EXERCISE INSTRUCTIONS:
Exclude the pictures and retype the entries as written.

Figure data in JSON
○ ○ ○ ○

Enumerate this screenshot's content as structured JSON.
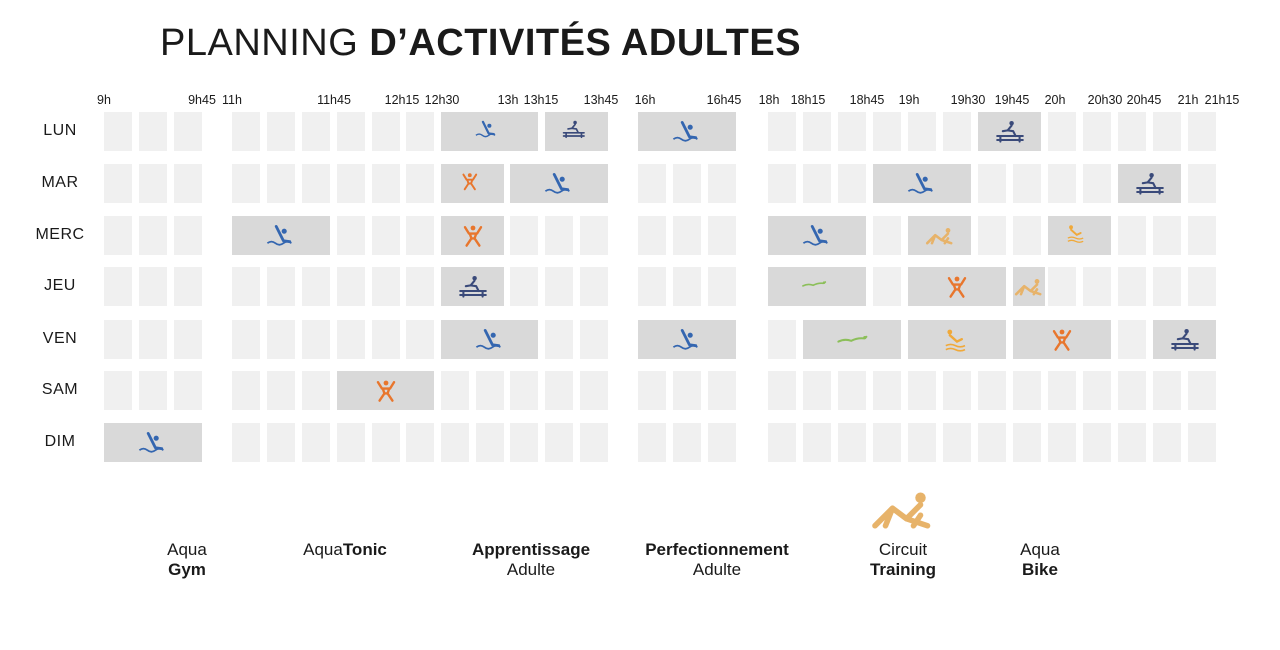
{
  "title": {
    "light": "PLANNING ",
    "bold": "D’ACTIVITÉS ADULTES"
  },
  "times": [
    "9h",
    "9h45",
    "11h",
    "11h45",
    "12h15",
    "12h30",
    "13h",
    "13h15",
    "13h45",
    "16h",
    "16h45",
    "18h",
    "18h15",
    "18h45",
    "19h",
    "19h30",
    "19h45",
    "20h",
    "20h30",
    "20h45",
    "21h",
    "21h15"
  ],
  "days": [
    "LUN",
    "MAR",
    "MERC",
    "JEU",
    "VEN",
    "SAM",
    "DIM"
  ],
  "colors": {
    "aquagym": "#3466b0",
    "aquatonic": "#e8762d",
    "apprentissage": "#8cbf5a",
    "perfectionnement": "#f0a93a",
    "circuit": "#e7b36a",
    "aquabike": "#3a4a7a",
    "cell": "#f0f0f0",
    "block": "#d9d9d9"
  },
  "schedule": [
    {
      "day": "LUN",
      "start": "12h30",
      "end": "13h15",
      "activity": "aquagym"
    },
    {
      "day": "LUN",
      "start": "13h15",
      "end": "13h45",
      "activity": "aquabike"
    },
    {
      "day": "LUN",
      "start": "16h",
      "end": "16h45",
      "activity": "aquagym"
    },
    {
      "day": "LUN",
      "start": "19h30",
      "end": "20h",
      "activity": "aquabike"
    },
    {
      "day": "MAR",
      "start": "12h30",
      "end": "13h",
      "activity": "aquatonic"
    },
    {
      "day": "MAR",
      "start": "13h",
      "end": "13h45",
      "activity": "aquagym"
    },
    {
      "day": "MAR",
      "start": "18h45",
      "end": "19h30",
      "activity": "aquagym"
    },
    {
      "day": "MAR",
      "start": "20h30",
      "end": "21h",
      "activity": "aquabike"
    },
    {
      "day": "MERC",
      "start": "11h",
      "end": "11h45",
      "activity": "aquagym"
    },
    {
      "day": "MERC",
      "start": "12h30",
      "end": "13h",
      "activity": "aquatonic"
    },
    {
      "day": "MERC",
      "start": "18h",
      "end": "18h45",
      "activity": "aquagym"
    },
    {
      "day": "MERC",
      "start": "19h",
      "end": "19h30",
      "activity": "circuit"
    },
    {
      "day": "MERC",
      "start": "20h",
      "end": "20h30",
      "activity": "perfectionnement"
    },
    {
      "day": "JEU",
      "start": "12h30",
      "end": "13h",
      "activity": "aquabike"
    },
    {
      "day": "JEU",
      "start": "18h",
      "end": "18h45",
      "activity": "apprentissage"
    },
    {
      "day": "JEU",
      "start": "19h",
      "end": "19h45",
      "activity": "aquatonic"
    },
    {
      "day": "JEU",
      "start": "19h45",
      "end": "20h15",
      "activity": "circuit"
    },
    {
      "day": "VEN",
      "start": "12h30",
      "end": "13h15",
      "activity": "aquagym"
    },
    {
      "day": "VEN",
      "start": "16h",
      "end": "16h45",
      "activity": "aquagym"
    },
    {
      "day": "VEN",
      "start": "18h15",
      "end": "19h",
      "activity": "apprentissage"
    },
    {
      "day": "VEN",
      "start": "19h",
      "end": "19h45",
      "activity": "perfectionnement"
    },
    {
      "day": "VEN",
      "start": "19h45",
      "end": "20h30",
      "activity": "aquatonic"
    },
    {
      "day": "VEN",
      "start": "20h45",
      "end": "21h15",
      "activity": "aquabike"
    },
    {
      "day": "SAM",
      "start": "11h45",
      "end": "12h30",
      "activity": "aquatonic"
    },
    {
      "day": "DIM",
      "start": "9h",
      "end": "9h45",
      "activity": "aquagym"
    }
  ],
  "legend": [
    {
      "id": "aquagym",
      "icon": "aquagym-icon",
      "line1": "Aqua",
      "line2": "Gym",
      "bold_line": 2,
      "inline": false
    },
    {
      "id": "aquatonic",
      "icon": "aquatonic-icon",
      "line1": "Aqua",
      "line2": "Tonic",
      "bold_line": 2,
      "inline": true
    },
    {
      "id": "apprentissage",
      "icon": "apprentissage-icon",
      "line1": "Apprentissage",
      "line2": "Adulte",
      "bold_line": 1,
      "inline": false
    },
    {
      "id": "perfectionnement",
      "icon": "perfectionnement-icon",
      "line1": "Perfectionnement",
      "line2": "Adulte",
      "bold_line": 1,
      "inline": false
    },
    {
      "id": "circuit",
      "icon": "circuit-training-icon",
      "line1": "Circuit",
      "line2": "Training",
      "bold_line": 2,
      "inline": false
    },
    {
      "id": "aquabike",
      "icon": "aquabike-icon",
      "line1": "Aqua",
      "line2": "Bike",
      "bold_line": 2,
      "inline": false
    }
  ]
}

○ ○ ○ ○

RESULT OF THE TASK:
Enumerate this screenshot's content as structured JSON.
{
  "title": {
    "light": "PLANNING ",
    "bold": "D’ACTIVITÉS ADULTES"
  },
  "times": [
    "9h",
    "9h45",
    "11h",
    "11h45",
    "12h15",
    "12h30",
    "13h",
    "13h15",
    "13h45",
    "16h",
    "16h45",
    "18h",
    "18h15",
    "18h45",
    "19h",
    "19h30",
    "19h45",
    "20h",
    "20h30",
    "20h45",
    "21h",
    "21h15"
  ],
  "days": [
    "LUN",
    "MAR",
    "MERC",
    "JEU",
    "VEN",
    "SAM",
    "DIM"
  ],
  "colors": {
    "aquagym": "#3466b0",
    "aquatonic": "#e8762d",
    "apprentissage": "#8cbf5a",
    "perfectionnement": "#f0a93a",
    "circuit": "#e7b36a",
    "aquabike": "#3a4a7a",
    "cell": "#f0f0f0",
    "block": "#d9d9d9"
  },
  "schedule": [
    {
      "day": "LUN",
      "start": "12h30",
      "end": "13h15",
      "activity": "aquagym"
    },
    {
      "day": "LUN",
      "start": "13h15",
      "end": "13h45",
      "activity": "aquabike"
    },
    {
      "day": "LUN",
      "start": "16h",
      "end": "16h45",
      "activity": "aquagym"
    },
    {
      "day": "LUN",
      "start": "19h30",
      "end": "20h",
      "activity": "aquabike"
    },
    {
      "day": "MAR",
      "start": "12h30",
      "end": "13h",
      "activity": "aquatonic"
    },
    {
      "day": "MAR",
      "start": "13h",
      "end": "13h45",
      "activity": "aquagym"
    },
    {
      "day": "MAR",
      "start": "18h45",
      "end": "19h30",
      "activity": "aquagym"
    },
    {
      "day": "MAR",
      "start": "20h30",
      "end": "21h",
      "activity": "aquabike"
    },
    {
      "day": "MERC",
      "start": "11h",
      "end": "11h45",
      "activity": "aquagym"
    },
    {
      "day": "MERC",
      "start": "12h30",
      "end": "13h",
      "activity": "aquatonic"
    },
    {
      "day": "MERC",
      "start": "18h",
      "end": "18h45",
      "activity": "aquagym"
    },
    {
      "day": "MERC",
      "start": "19h",
      "end": "19h30",
      "activity": "circuit"
    },
    {
      "day": "MERC",
      "start": "20h",
      "end": "20h30",
      "activity": "perfectionnement"
    },
    {
      "day": "JEU",
      "start": "12h30",
      "end": "13h",
      "activity": "aquabike"
    },
    {
      "day": "JEU",
      "start": "18h",
      "end": "18h45",
      "activity": "apprentissage"
    },
    {
      "day": "JEU",
      "start": "19h",
      "end": "19h45",
      "activity": "aquatonic"
    },
    {
      "day": "JEU",
      "start": "19h45",
      "end": "20h15",
      "activity": "circuit"
    },
    {
      "day": "VEN",
      "start": "12h30",
      "end": "13h15",
      "activity": "aquagym"
    },
    {
      "day": "VEN",
      "start": "16h",
      "end": "16h45",
      "activity": "aquagym"
    },
    {
      "day": "VEN",
      "start": "18h15",
      "end": "19h",
      "activity": "apprentissage"
    },
    {
      "day": "VEN",
      "start": "19h",
      "end": "19h45",
      "activity": "perfectionnement"
    },
    {
      "day": "VEN",
      "start": "19h45",
      "end": "20h30",
      "activity": "aquatonic"
    },
    {
      "day": "VEN",
      "start": "20h45",
      "end": "21h15",
      "activity": "aquabike"
    },
    {
      "day": "SAM",
      "start": "11h45",
      "end": "12h30",
      "activity": "aquatonic"
    },
    {
      "day": "DIM",
      "start": "9h",
      "end": "9h45",
      "activity": "aquagym"
    }
  ],
  "legend": [
    {
      "id": "aquagym",
      "icon": "aquagym-icon",
      "line1": "Aqua",
      "line2": "Gym",
      "bold_line": 2,
      "inline": false
    },
    {
      "id": "aquatonic",
      "icon": "aquatonic-icon",
      "line1": "Aqua",
      "line2": "Tonic",
      "bold_line": 2,
      "inline": true
    },
    {
      "id": "apprentissage",
      "icon": "apprentissage-icon",
      "line1": "Apprentissage",
      "line2": "Adulte",
      "bold_line": 1,
      "inline": false
    },
    {
      "id": "perfectionnement",
      "icon": "perfectionnement-icon",
      "line1": "Perfectionnement",
      "line2": "Adulte",
      "bold_line": 1,
      "inline": false
    },
    {
      "id": "circuit",
      "icon": "circuit-training-icon",
      "line1": "Circuit",
      "line2": "Training",
      "bold_line": 2,
      "inline": false
    },
    {
      "id": "aquabike",
      "icon": "aquabike-icon",
      "line1": "Aqua",
      "line2": "Bike",
      "bold_line": 2,
      "inline": false
    }
  ]
}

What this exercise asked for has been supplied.